» Exercise goal: From the entries below, copy every line where the string "Elias" appears.

Collected data entries
** begin **
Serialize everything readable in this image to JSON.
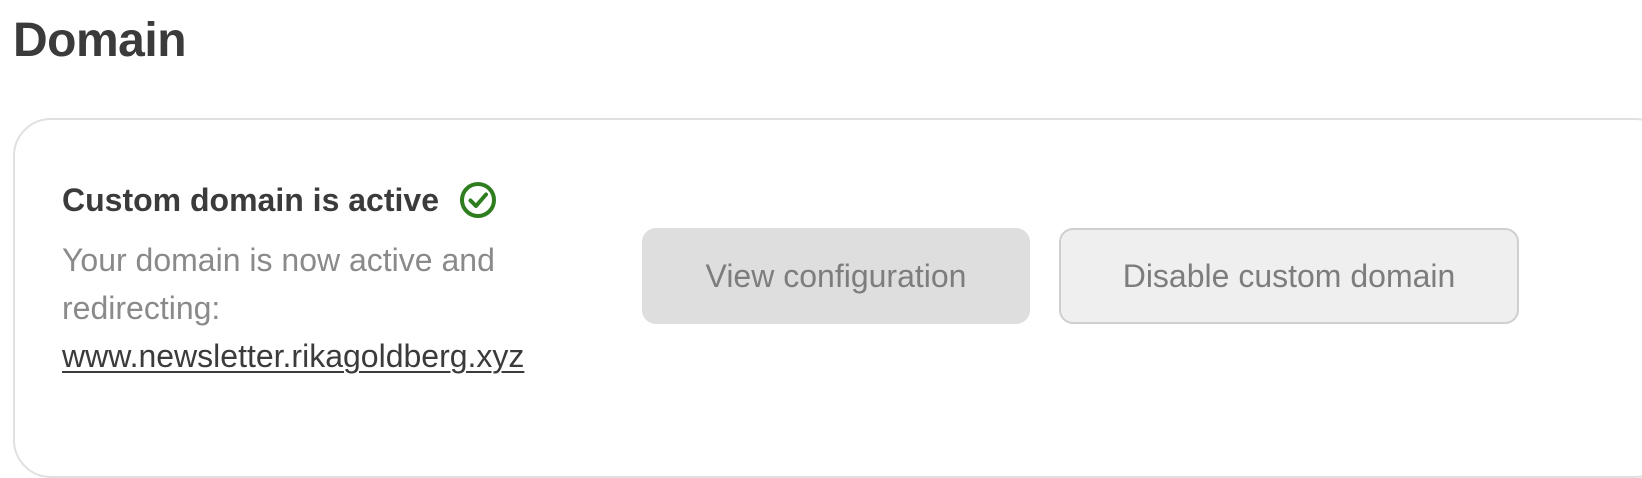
{
  "page": {
    "title": "Domain"
  },
  "domain_card": {
    "status_title": "Custom domain is active",
    "status_icon": "check-circle-icon",
    "status_color": "#2e7d1f",
    "description": "Your domain is now active and redirecting:",
    "domain": "www.newsletter.rikagoldberg.xyz",
    "buttons": {
      "view_configuration": "View configuration",
      "disable_custom_domain": "Disable custom domain"
    }
  }
}
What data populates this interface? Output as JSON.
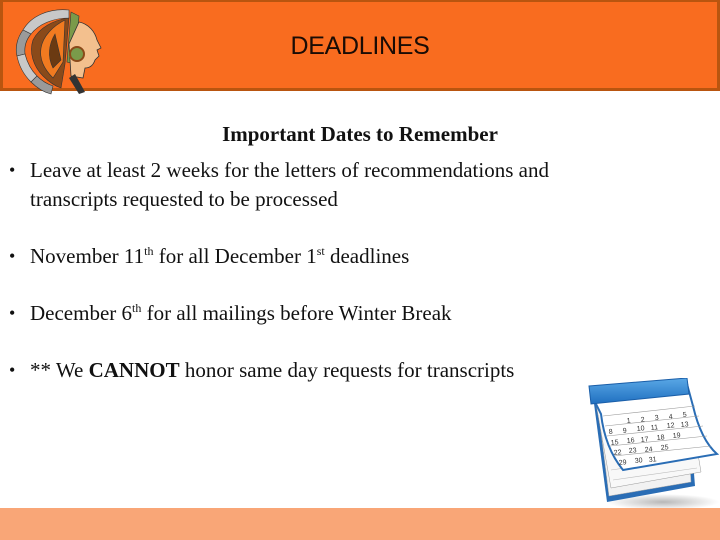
{
  "header": {
    "title": "DEADLINES",
    "logo_icon": "chief-headdress-logo",
    "background_color": "#F96C1F",
    "border_color": "#B9550F"
  },
  "main": {
    "subtitle": "Important Dates to Remember",
    "bullets": [
      {
        "text": "Leave at least 2 weeks for the letters of recommendations and transcripts requested to be processed"
      },
      {
        "part1": "November 11",
        "sup1": "th",
        "part2": " for all December 1",
        "sup2": "st",
        "part3": " deadlines"
      },
      {
        "part1": "December 6",
        "sup1": "th",
        "part2": " for all mailings before Winter Break"
      },
      {
        "prefix": "** We ",
        "bold": "CANNOT",
        "suffix": " honor same day requests for transcripts"
      }
    ],
    "bullet_glyph": "•",
    "image_icon": "calendar-icon"
  },
  "footer": {
    "background_color": "#F9A677"
  }
}
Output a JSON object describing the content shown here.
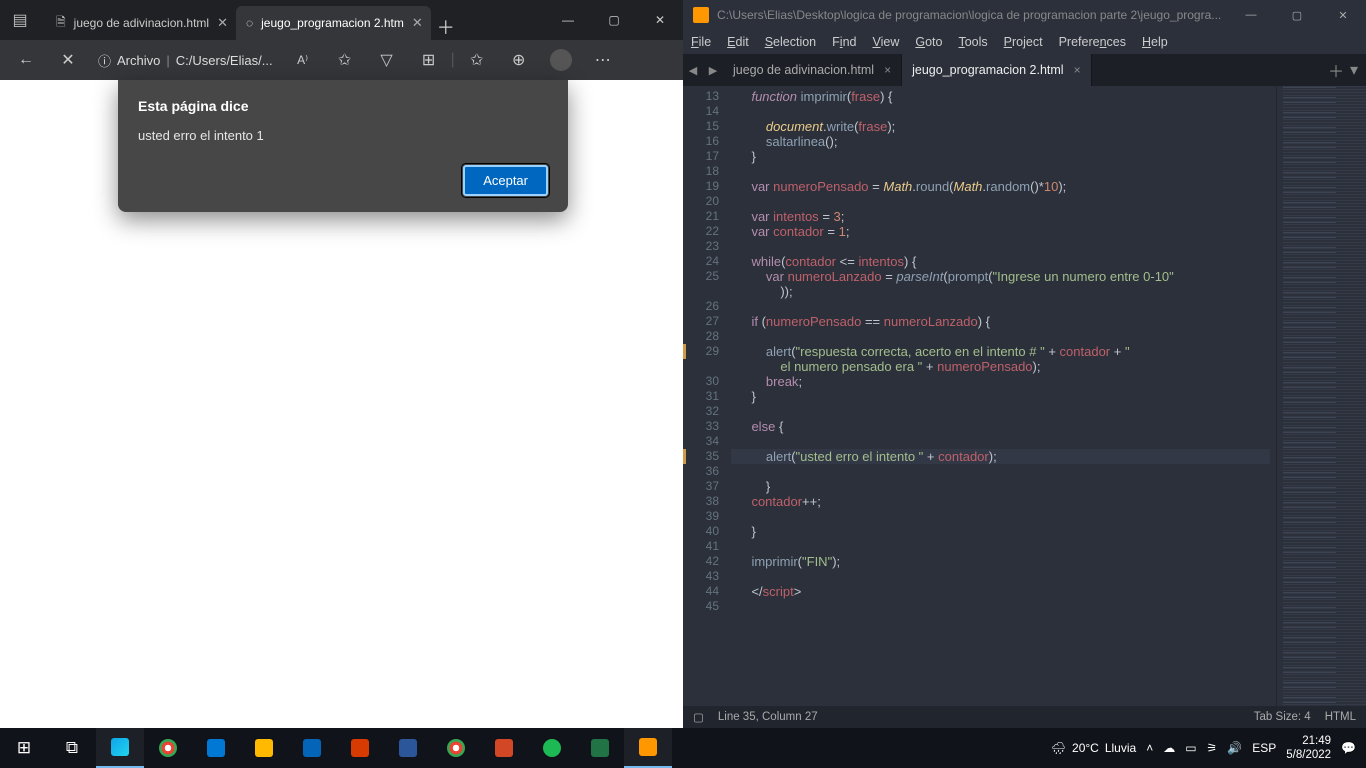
{
  "browser": {
    "tabs": [
      {
        "title": "juego de adivinacion.html",
        "active": false
      },
      {
        "title": "jeugo_programacion 2.htm",
        "active": true
      }
    ],
    "address_label": "Archivo",
    "address_path": "C:/Users/Elias/...",
    "dialog": {
      "title": "Esta página dice",
      "message": "usted erro el intento 1",
      "accept": "Aceptar"
    }
  },
  "editor": {
    "title_path": "C:\\Users\\Elias\\Desktop\\logica de programacion\\logica de programacion parte 2\\jeugo_progra...",
    "menu": [
      "File",
      "Edit",
      "Selection",
      "Find",
      "View",
      "Goto",
      "Tools",
      "Project",
      "Preferences",
      "Help"
    ],
    "tabs": [
      {
        "title": "juego de adivinacion.html",
        "active": false
      },
      {
        "title": "jeugo_programacion 2.html",
        "active": true
      }
    ],
    "line_start": 13,
    "line_end": 45,
    "modified_lines": [
      29,
      35
    ],
    "highlighted_line": 35,
    "status": {
      "pos": "Line 35, Column 27",
      "tab": "Tab Size: 4",
      "lang": "HTML"
    },
    "code_lines": [
      {
        "n": 13,
        "html": "    <span class='kw'>function</span> <span class='fn'>imprimir</span><span class='pun'>(</span><span class='var'>frase</span><span class='pun'>) {</span>"
      },
      {
        "n": 14,
        "html": ""
      },
      {
        "n": 15,
        "html": "        <span class='sup'>document</span><span class='pun'>.</span><span class='call'>write</span><span class='pun'>(</span><span class='var'>frase</span><span class='pun'>);</span>"
      },
      {
        "n": 16,
        "html": "        <span class='call'>saltarlinea</span><span class='pun'>();</span>"
      },
      {
        "n": 17,
        "html": "    <span class='pun'>}</span>"
      },
      {
        "n": 18,
        "html": ""
      },
      {
        "n": 19,
        "html": "    <span class='kw2'>var</span> <span class='var'>numeroPensado</span> <span class='op'>=</span> <span class='sup'>Math</span><span class='pun'>.</span><span class='call'>round</span><span class='pun'>(</span><span class='sup'>Math</span><span class='pun'>.</span><span class='call'>random</span><span class='pun'>()</span><span class='op'>*</span><span class='num'>10</span><span class='pun'>);</span>"
      },
      {
        "n": 20,
        "html": ""
      },
      {
        "n": 21,
        "html": "    <span class='kw2'>var</span> <span class='var'>intentos</span> <span class='op'>=</span> <span class='num'>3</span><span class='pun'>;</span>"
      },
      {
        "n": 22,
        "html": "    <span class='kw2'>var</span> <span class='var'>contador</span> <span class='op'>=</span> <span class='num'>1</span><span class='pun'>;</span>"
      },
      {
        "n": 23,
        "html": ""
      },
      {
        "n": 24,
        "html": "    <span class='kw2'>while</span><span class='pun'>(</span><span class='var'>contador</span> <span class='op'>&lt;=</span> <span class='var'>intentos</span><span class='pun'>) {</span>"
      },
      {
        "n": 25,
        "html": "        <span class='kw2'>var</span> <span class='var'>numeroLanzado</span> <span class='op'>=</span> <span class='builtin'>parseInt</span><span class='pun'>(</span><span class='call'>prompt</span><span class='pun'>(</span><span class='str'>\"Ingrese un numero entre 0-10\"</span><br>            <span class='pun'>));</span>"
      },
      {
        "n": 26,
        "html": ""
      },
      {
        "n": 27,
        "html": "    <span class='kw2'>if</span> <span class='pun'>(</span><span class='var'>numeroPensado</span> <span class='op'>==</span> <span class='var'>numeroLanzado</span><span class='pun'>) {</span>"
      },
      {
        "n": 28,
        "html": ""
      },
      {
        "n": 29,
        "html": "        <span class='call'>alert</span><span class='pun'>(</span><span class='str'>\"respuesta correcta, acerto en el intento # \"</span> <span class='op'>+</span> <span class='var'>contador</span> <span class='op'>+</span> <span class='str'>\"</span><br>            <span class='str'>el numero pensado era \"</span> <span class='op'>+</span> <span class='var'>numeroPensado</span><span class='pun'>);</span>"
      },
      {
        "n": 30,
        "html": "        <span class='kw2'>break</span><span class='pun'>;</span>"
      },
      {
        "n": 31,
        "html": "    <span class='pun'>}</span>"
      },
      {
        "n": 32,
        "html": ""
      },
      {
        "n": 33,
        "html": "    <span class='kw2'>else</span> <span class='pun'>{</span>"
      },
      {
        "n": 34,
        "html": ""
      },
      {
        "n": 35,
        "html": "        <span class='call'>alert</span><span class='pun'>(</span><span class='str'>\"usted erro el intento \"</span> <span class='op'>+</span> <span class='var'>contador</span><span class='pun'>);</span>"
      },
      {
        "n": 36,
        "html": ""
      },
      {
        "n": 37,
        "html": "        <span class='pun'>}</span>"
      },
      {
        "n": 38,
        "html": "    <span class='var'>contador</span><span class='op'>++</span><span class='pun'>;</span>"
      },
      {
        "n": 39,
        "html": ""
      },
      {
        "n": 40,
        "html": "    <span class='pun'>}</span>"
      },
      {
        "n": 41,
        "html": ""
      },
      {
        "n": 42,
        "html": "    <span class='call'>imprimir</span><span class='pun'>(</span><span class='str'>\"FIN\"</span><span class='pun'>);</span>"
      },
      {
        "n": 43,
        "html": ""
      },
      {
        "n": 44,
        "html": "    <span class='pun'>&lt;/</span><span class='tag'>script</span><span class='pun'>&gt;</span>"
      },
      {
        "n": 45,
        "html": ""
      }
    ]
  },
  "taskbar": {
    "weather_temp": "20°C",
    "weather_desc": "Lluvia",
    "lang": "ESP",
    "time": "21:49",
    "date": "5/8/2022"
  }
}
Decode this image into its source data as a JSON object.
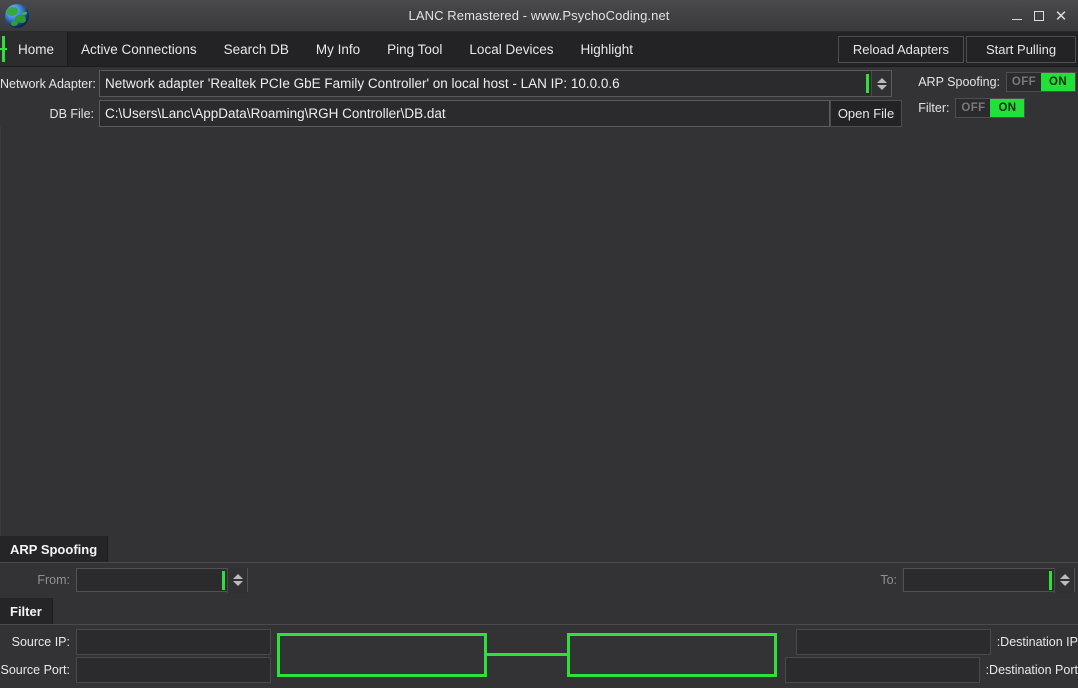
{
  "window": {
    "title": "LANC Remastered - www.PsychoCoding.net",
    "icon": "globe-icon",
    "controls": {
      "minimize": "minimize-icon",
      "maximize": "maximize-icon",
      "close": "close-icon"
    }
  },
  "tabs": [
    {
      "label": "Home",
      "active": true
    },
    {
      "label": "Active Connections",
      "active": false
    },
    {
      "label": "Search DB",
      "active": false
    },
    {
      "label": "My Info",
      "active": false
    },
    {
      "label": "Ping Tool",
      "active": false
    },
    {
      "label": "Local Devices",
      "active": false
    },
    {
      "label": "Highlight",
      "active": false
    }
  ],
  "toolbar": {
    "reload_adapters_label": "Reload Adapters",
    "start_pulling_label": "Start Pulling"
  },
  "form": {
    "adapter_label": "Network Adapter:",
    "adapter_value": "Network adapter 'Realtek PCIe GbE Family Controller' on local host - LAN IP: 10.0.0.6",
    "db_label": "DB File:",
    "db_value": "C:\\Users\\Lanc\\AppData\\Roaming\\RGH Controller\\DB.dat",
    "open_file_label": "Open File"
  },
  "toggles": [
    {
      "label": "ARP Spoofing:",
      "off_label": "OFF",
      "on_label": "ON",
      "state": "ON"
    },
    {
      "label": "Filter:",
      "off_label": "OFF",
      "on_label": "ON",
      "state": "ON"
    }
  ],
  "arp_panel": {
    "title": "ARP Spoofing",
    "from_label": "From:",
    "from_value": "",
    "to_label": "To:",
    "to_value": ""
  },
  "filter_panel": {
    "title": "Filter",
    "source_ip_label": "Source IP:",
    "source_ip_value": "",
    "source_port_label": "Source Port:",
    "source_port_value": "",
    "destination_ip_label": ":Destination IP",
    "destination_ip_value": "",
    "destination_port_label": ":Destination Port",
    "destination_port_value": ""
  },
  "colors": {
    "accent_green": "#2ee03a",
    "toggle_on_green": "#22e03a",
    "window_bg": "#333335",
    "tabbar_bg": "#232325",
    "field_bg": "#2b2b2d"
  }
}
** end **
» Full answer:
    "address_path": "C:/Users/Elias/...",
    "title_path": "C:\\Users\\Elias\\Desktop\\logica de programacion\\logica de programacion parte 2\\jeugo_progra...",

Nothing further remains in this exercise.